SHORT TASK. Present the following entries again, word for word and in full.

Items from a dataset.
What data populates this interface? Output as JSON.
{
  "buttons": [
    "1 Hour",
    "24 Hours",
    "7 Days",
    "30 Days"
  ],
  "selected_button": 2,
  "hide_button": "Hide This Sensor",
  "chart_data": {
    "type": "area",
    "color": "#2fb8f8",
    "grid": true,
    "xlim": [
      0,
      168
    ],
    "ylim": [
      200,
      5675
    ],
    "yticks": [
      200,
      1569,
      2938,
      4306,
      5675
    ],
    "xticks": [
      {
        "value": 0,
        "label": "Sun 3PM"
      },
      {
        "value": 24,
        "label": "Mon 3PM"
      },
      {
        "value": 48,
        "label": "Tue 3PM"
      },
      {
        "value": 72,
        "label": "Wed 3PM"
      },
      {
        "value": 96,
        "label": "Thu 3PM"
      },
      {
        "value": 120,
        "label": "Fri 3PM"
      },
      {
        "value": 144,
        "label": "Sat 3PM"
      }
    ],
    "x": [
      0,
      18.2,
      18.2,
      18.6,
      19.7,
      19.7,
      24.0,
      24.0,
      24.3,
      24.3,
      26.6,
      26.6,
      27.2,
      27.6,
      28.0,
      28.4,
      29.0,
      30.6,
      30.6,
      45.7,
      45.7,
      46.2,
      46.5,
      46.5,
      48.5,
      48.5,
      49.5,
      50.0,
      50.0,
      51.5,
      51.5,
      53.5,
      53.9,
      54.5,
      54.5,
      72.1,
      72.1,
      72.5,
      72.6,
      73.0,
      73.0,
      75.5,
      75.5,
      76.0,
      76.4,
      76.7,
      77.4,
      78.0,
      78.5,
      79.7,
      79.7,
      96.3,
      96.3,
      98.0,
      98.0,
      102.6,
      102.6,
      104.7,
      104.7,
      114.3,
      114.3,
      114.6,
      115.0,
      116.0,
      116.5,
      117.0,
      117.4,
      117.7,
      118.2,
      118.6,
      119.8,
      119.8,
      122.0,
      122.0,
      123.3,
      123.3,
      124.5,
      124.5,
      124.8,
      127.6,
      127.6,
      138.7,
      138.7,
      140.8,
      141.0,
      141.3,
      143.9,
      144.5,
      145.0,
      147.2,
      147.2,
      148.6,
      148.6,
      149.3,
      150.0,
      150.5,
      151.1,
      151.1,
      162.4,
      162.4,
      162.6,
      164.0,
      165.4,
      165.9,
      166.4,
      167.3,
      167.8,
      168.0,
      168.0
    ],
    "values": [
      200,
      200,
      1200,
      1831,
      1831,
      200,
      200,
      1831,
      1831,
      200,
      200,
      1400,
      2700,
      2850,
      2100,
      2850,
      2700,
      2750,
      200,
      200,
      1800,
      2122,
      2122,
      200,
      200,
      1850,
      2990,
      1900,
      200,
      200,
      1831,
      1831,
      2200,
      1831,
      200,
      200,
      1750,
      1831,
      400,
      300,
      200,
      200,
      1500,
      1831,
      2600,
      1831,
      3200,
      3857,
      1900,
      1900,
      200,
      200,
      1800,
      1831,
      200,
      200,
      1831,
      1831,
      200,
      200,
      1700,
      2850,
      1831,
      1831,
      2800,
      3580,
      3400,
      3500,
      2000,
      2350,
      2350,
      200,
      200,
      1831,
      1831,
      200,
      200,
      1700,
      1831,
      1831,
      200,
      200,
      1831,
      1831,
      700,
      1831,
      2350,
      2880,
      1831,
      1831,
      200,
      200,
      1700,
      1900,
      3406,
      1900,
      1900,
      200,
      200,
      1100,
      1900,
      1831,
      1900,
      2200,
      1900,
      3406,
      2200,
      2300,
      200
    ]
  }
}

ANSWER TO THE PROBLEM.
What data populates this interface? Output as JSON.
{
  "buttons": [
    "1 Hour",
    "24 Hours",
    "7 Days",
    "30 Days"
  ],
  "selected_button": 2,
  "hide_button": "Hide This Sensor",
  "chart_data": {
    "type": "area",
    "color": "#2fb8f8",
    "grid": true,
    "xlim": [
      0,
      168
    ],
    "ylim": [
      200,
      5675
    ],
    "yticks": [
      200,
      1569,
      2938,
      4306,
      5675
    ],
    "xticks": [
      {
        "value": 0,
        "label": "Sun 3PM"
      },
      {
        "value": 24,
        "label": "Mon 3PM"
      },
      {
        "value": 48,
        "label": "Tue 3PM"
      },
      {
        "value": 72,
        "label": "Wed 3PM"
      },
      {
        "value": 96,
        "label": "Thu 3PM"
      },
      {
        "value": 120,
        "label": "Fri 3PM"
      },
      {
        "value": 144,
        "label": "Sat 3PM"
      }
    ],
    "x": [
      0,
      18.2,
      18.2,
      18.6,
      19.7,
      19.7,
      24.0,
      24.0,
      24.3,
      24.3,
      26.6,
      26.6,
      27.2,
      27.6,
      28.0,
      28.4,
      29.0,
      30.6,
      30.6,
      45.7,
      45.7,
      46.2,
      46.5,
      46.5,
      48.5,
      48.5,
      49.5,
      50.0,
      50.0,
      51.5,
      51.5,
      53.5,
      53.9,
      54.5,
      54.5,
      72.1,
      72.1,
      72.5,
      72.6,
      73.0,
      73.0,
      75.5,
      75.5,
      76.0,
      76.4,
      76.7,
      77.4,
      78.0,
      78.5,
      79.7,
      79.7,
      96.3,
      96.3,
      98.0,
      98.0,
      102.6,
      102.6,
      104.7,
      104.7,
      114.3,
      114.3,
      114.6,
      115.0,
      116.0,
      116.5,
      117.0,
      117.4,
      117.7,
      118.2,
      118.6,
      119.8,
      119.8,
      122.0,
      122.0,
      123.3,
      123.3,
      124.5,
      124.5,
      124.8,
      127.6,
      127.6,
      138.7,
      138.7,
      140.8,
      141.0,
      141.3,
      143.9,
      144.5,
      145.0,
      147.2,
      147.2,
      148.6,
      148.6,
      149.3,
      150.0,
      150.5,
      151.1,
      151.1,
      162.4,
      162.4,
      162.6,
      164.0,
      165.4,
      165.9,
      166.4,
      167.3,
      167.8,
      168.0,
      168.0
    ],
    "values": [
      200,
      200,
      1200,
      1831,
      1831,
      200,
      200,
      1831,
      1831,
      200,
      200,
      1400,
      2700,
      2850,
      2100,
      2850,
      2700,
      2750,
      200,
      200,
      1800,
      2122,
      2122,
      200,
      200,
      1850,
      2990,
      1900,
      200,
      200,
      1831,
      1831,
      2200,
      1831,
      200,
      200,
      1750,
      1831,
      400,
      300,
      200,
      200,
      1500,
      1831,
      2600,
      1831,
      3200,
      3857,
      1900,
      1900,
      200,
      200,
      1800,
      1831,
      200,
      200,
      1831,
      1831,
      200,
      200,
      1700,
      2850,
      1831,
      1831,
      2800,
      3580,
      3400,
      3500,
      2000,
      2350,
      2350,
      200,
      200,
      1831,
      1831,
      200,
      200,
      1700,
      1831,
      1831,
      200,
      200,
      1831,
      1831,
      700,
      1831,
      2350,
      2880,
      1831,
      1831,
      200,
      200,
      1700,
      1900,
      3406,
      1900,
      1900,
      200,
      200,
      1100,
      1900,
      1831,
      1900,
      2200,
      1900,
      3406,
      2200,
      2300,
      200
    ]
  }
}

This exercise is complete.